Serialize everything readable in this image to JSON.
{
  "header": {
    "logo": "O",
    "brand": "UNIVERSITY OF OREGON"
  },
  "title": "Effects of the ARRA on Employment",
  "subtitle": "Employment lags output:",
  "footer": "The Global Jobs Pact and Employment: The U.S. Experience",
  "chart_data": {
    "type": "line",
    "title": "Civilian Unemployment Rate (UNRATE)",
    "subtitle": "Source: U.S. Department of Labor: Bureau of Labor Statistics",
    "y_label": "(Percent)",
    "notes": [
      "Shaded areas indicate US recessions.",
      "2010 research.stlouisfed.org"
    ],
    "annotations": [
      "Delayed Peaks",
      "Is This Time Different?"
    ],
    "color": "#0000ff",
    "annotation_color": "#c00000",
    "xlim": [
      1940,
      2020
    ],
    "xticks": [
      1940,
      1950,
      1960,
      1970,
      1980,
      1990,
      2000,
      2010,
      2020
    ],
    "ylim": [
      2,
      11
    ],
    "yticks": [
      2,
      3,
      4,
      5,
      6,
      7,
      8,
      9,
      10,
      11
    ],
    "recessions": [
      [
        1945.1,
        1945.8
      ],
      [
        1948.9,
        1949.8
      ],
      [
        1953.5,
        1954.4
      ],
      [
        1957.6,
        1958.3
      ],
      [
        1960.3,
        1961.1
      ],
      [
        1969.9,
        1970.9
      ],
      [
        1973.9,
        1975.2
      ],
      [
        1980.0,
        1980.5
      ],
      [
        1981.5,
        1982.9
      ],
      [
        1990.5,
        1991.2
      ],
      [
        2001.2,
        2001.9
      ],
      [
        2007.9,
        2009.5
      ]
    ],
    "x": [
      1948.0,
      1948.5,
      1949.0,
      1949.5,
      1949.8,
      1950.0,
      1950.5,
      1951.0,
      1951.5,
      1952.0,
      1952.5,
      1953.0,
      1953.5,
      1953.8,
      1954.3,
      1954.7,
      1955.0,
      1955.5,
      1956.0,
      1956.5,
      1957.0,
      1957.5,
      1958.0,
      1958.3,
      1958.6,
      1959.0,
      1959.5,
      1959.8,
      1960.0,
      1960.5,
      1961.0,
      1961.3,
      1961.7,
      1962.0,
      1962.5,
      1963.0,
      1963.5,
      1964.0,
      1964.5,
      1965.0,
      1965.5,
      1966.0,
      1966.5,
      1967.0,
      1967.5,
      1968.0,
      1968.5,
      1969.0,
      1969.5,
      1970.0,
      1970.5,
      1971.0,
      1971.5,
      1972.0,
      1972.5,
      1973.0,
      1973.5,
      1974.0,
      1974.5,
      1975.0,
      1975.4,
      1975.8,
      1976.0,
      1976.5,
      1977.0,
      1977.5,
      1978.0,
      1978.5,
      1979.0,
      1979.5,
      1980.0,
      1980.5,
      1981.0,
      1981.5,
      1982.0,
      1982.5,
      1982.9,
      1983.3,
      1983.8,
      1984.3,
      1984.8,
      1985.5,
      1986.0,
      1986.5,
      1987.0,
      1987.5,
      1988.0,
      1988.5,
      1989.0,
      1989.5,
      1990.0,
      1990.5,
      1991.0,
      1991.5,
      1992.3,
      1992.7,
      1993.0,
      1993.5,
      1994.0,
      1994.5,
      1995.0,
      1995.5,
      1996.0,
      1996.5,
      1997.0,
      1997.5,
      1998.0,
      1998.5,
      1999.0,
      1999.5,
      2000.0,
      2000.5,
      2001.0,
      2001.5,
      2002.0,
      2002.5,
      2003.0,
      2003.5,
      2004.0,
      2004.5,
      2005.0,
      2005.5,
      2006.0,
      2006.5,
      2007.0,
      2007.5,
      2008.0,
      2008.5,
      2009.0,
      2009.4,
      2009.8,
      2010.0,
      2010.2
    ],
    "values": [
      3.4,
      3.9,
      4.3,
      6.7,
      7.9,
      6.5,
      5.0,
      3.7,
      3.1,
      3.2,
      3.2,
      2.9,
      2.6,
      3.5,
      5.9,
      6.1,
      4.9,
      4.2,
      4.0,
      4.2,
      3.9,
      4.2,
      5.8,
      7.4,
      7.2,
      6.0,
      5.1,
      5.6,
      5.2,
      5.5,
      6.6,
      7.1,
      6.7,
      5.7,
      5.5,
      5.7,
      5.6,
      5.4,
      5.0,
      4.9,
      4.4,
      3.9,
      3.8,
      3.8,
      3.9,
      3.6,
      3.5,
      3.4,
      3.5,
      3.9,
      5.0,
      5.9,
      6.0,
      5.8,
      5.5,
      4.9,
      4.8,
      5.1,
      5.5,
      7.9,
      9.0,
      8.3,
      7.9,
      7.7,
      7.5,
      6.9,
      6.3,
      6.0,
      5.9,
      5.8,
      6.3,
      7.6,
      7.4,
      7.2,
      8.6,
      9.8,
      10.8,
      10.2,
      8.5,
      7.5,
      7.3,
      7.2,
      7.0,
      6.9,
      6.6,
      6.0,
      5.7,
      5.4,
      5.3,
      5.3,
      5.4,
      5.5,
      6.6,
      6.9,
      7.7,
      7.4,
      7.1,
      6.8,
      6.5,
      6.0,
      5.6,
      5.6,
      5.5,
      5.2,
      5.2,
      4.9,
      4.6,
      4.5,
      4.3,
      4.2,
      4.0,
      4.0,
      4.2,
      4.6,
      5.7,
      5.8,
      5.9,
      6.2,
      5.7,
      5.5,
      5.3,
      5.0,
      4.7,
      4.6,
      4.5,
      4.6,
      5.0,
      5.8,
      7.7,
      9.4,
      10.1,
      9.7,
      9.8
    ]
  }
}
++++++++
### Exercise brief
Copy out each line exactly as written.

### Task response
Serialize everything readable in this image to JSON.
{
  "header": {
    "logo": "O",
    "brand": "UNIVERSITY OF OREGON"
  },
  "title": "Effects of the ARRA on Employment",
  "subtitle": "Employment lags output:",
  "footer": "The Global Jobs Pact and Employment: The U.S. Experience",
  "chart_data": {
    "type": "line",
    "title": "Civilian Unemployment Rate (UNRATE)",
    "subtitle": "Source: U.S. Department of Labor: Bureau of Labor Statistics",
    "y_label": "(Percent)",
    "notes": [
      "Shaded areas indicate US recessions.",
      "2010 research.stlouisfed.org"
    ],
    "annotations": [
      "Delayed Peaks",
      "Is This Time Different?"
    ],
    "color": "#0000ff",
    "annotation_color": "#c00000",
    "xlim": [
      1940,
      2020
    ],
    "xticks": [
      1940,
      1950,
      1960,
      1970,
      1980,
      1990,
      2000,
      2010,
      2020
    ],
    "ylim": [
      2,
      11
    ],
    "yticks": [
      2,
      3,
      4,
      5,
      6,
      7,
      8,
      9,
      10,
      11
    ],
    "recessions": [
      [
        1945.1,
        1945.8
      ],
      [
        1948.9,
        1949.8
      ],
      [
        1953.5,
        1954.4
      ],
      [
        1957.6,
        1958.3
      ],
      [
        1960.3,
        1961.1
      ],
      [
        1969.9,
        1970.9
      ],
      [
        1973.9,
        1975.2
      ],
      [
        1980.0,
        1980.5
      ],
      [
        1981.5,
        1982.9
      ],
      [
        1990.5,
        1991.2
      ],
      [
        2001.2,
        2001.9
      ],
      [
        2007.9,
        2009.5
      ]
    ],
    "x": [
      1948.0,
      1948.5,
      1949.0,
      1949.5,
      1949.8,
      1950.0,
      1950.5,
      1951.0,
      1951.5,
      1952.0,
      1952.5,
      1953.0,
      1953.5,
      1953.8,
      1954.3,
      1954.7,
      1955.0,
      1955.5,
      1956.0,
      1956.5,
      1957.0,
      1957.5,
      1958.0,
      1958.3,
      1958.6,
      1959.0,
      1959.5,
      1959.8,
      1960.0,
      1960.5,
      1961.0,
      1961.3,
      1961.7,
      1962.0,
      1962.5,
      1963.0,
      1963.5,
      1964.0,
      1964.5,
      1965.0,
      1965.5,
      1966.0,
      1966.5,
      1967.0,
      1967.5,
      1968.0,
      1968.5,
      1969.0,
      1969.5,
      1970.0,
      1970.5,
      1971.0,
      1971.5,
      1972.0,
      1972.5,
      1973.0,
      1973.5,
      1974.0,
      1974.5,
      1975.0,
      1975.4,
      1975.8,
      1976.0,
      1976.5,
      1977.0,
      1977.5,
      1978.0,
      1978.5,
      1979.0,
      1979.5,
      1980.0,
      1980.5,
      1981.0,
      1981.5,
      1982.0,
      1982.5,
      1982.9,
      1983.3,
      1983.8,
      1984.3,
      1984.8,
      1985.5,
      1986.0,
      1986.5,
      1987.0,
      1987.5,
      1988.0,
      1988.5,
      1989.0,
      1989.5,
      1990.0,
      1990.5,
      1991.0,
      1991.5,
      1992.3,
      1992.7,
      1993.0,
      1993.5,
      1994.0,
      1994.5,
      1995.0,
      1995.5,
      1996.0,
      1996.5,
      1997.0,
      1997.5,
      1998.0,
      1998.5,
      1999.0,
      1999.5,
      2000.0,
      2000.5,
      2001.0,
      2001.5,
      2002.0,
      2002.5,
      2003.0,
      2003.5,
      2004.0,
      2004.5,
      2005.0,
      2005.5,
      2006.0,
      2006.5,
      2007.0,
      2007.5,
      2008.0,
      2008.5,
      2009.0,
      2009.4,
      2009.8,
      2010.0,
      2010.2
    ],
    "values": [
      3.4,
      3.9,
      4.3,
      6.7,
      7.9,
      6.5,
      5.0,
      3.7,
      3.1,
      3.2,
      3.2,
      2.9,
      2.6,
      3.5,
      5.9,
      6.1,
      4.9,
      4.2,
      4.0,
      4.2,
      3.9,
      4.2,
      5.8,
      7.4,
      7.2,
      6.0,
      5.1,
      5.6,
      5.2,
      5.5,
      6.6,
      7.1,
      6.7,
      5.7,
      5.5,
      5.7,
      5.6,
      5.4,
      5.0,
      4.9,
      4.4,
      3.9,
      3.8,
      3.8,
      3.9,
      3.6,
      3.5,
      3.4,
      3.5,
      3.9,
      5.0,
      5.9,
      6.0,
      5.8,
      5.5,
      4.9,
      4.8,
      5.1,
      5.5,
      7.9,
      9.0,
      8.3,
      7.9,
      7.7,
      7.5,
      6.9,
      6.3,
      6.0,
      5.9,
      5.8,
      6.3,
      7.6,
      7.4,
      7.2,
      8.6,
      9.8,
      10.8,
      10.2,
      8.5,
      7.5,
      7.3,
      7.2,
      7.0,
      6.9,
      6.6,
      6.0,
      5.7,
      5.4,
      5.3,
      5.3,
      5.4,
      5.5,
      6.6,
      6.9,
      7.7,
      7.4,
      7.1,
      6.8,
      6.5,
      6.0,
      5.6,
      5.6,
      5.5,
      5.2,
      5.2,
      4.9,
      4.6,
      4.5,
      4.3,
      4.2,
      4.0,
      4.0,
      4.2,
      4.6,
      5.7,
      5.8,
      5.9,
      6.2,
      5.7,
      5.5,
      5.3,
      5.0,
      4.7,
      4.6,
      4.5,
      4.6,
      5.0,
      5.8,
      7.7,
      9.4,
      10.1,
      9.7,
      9.8
    ]
  }
}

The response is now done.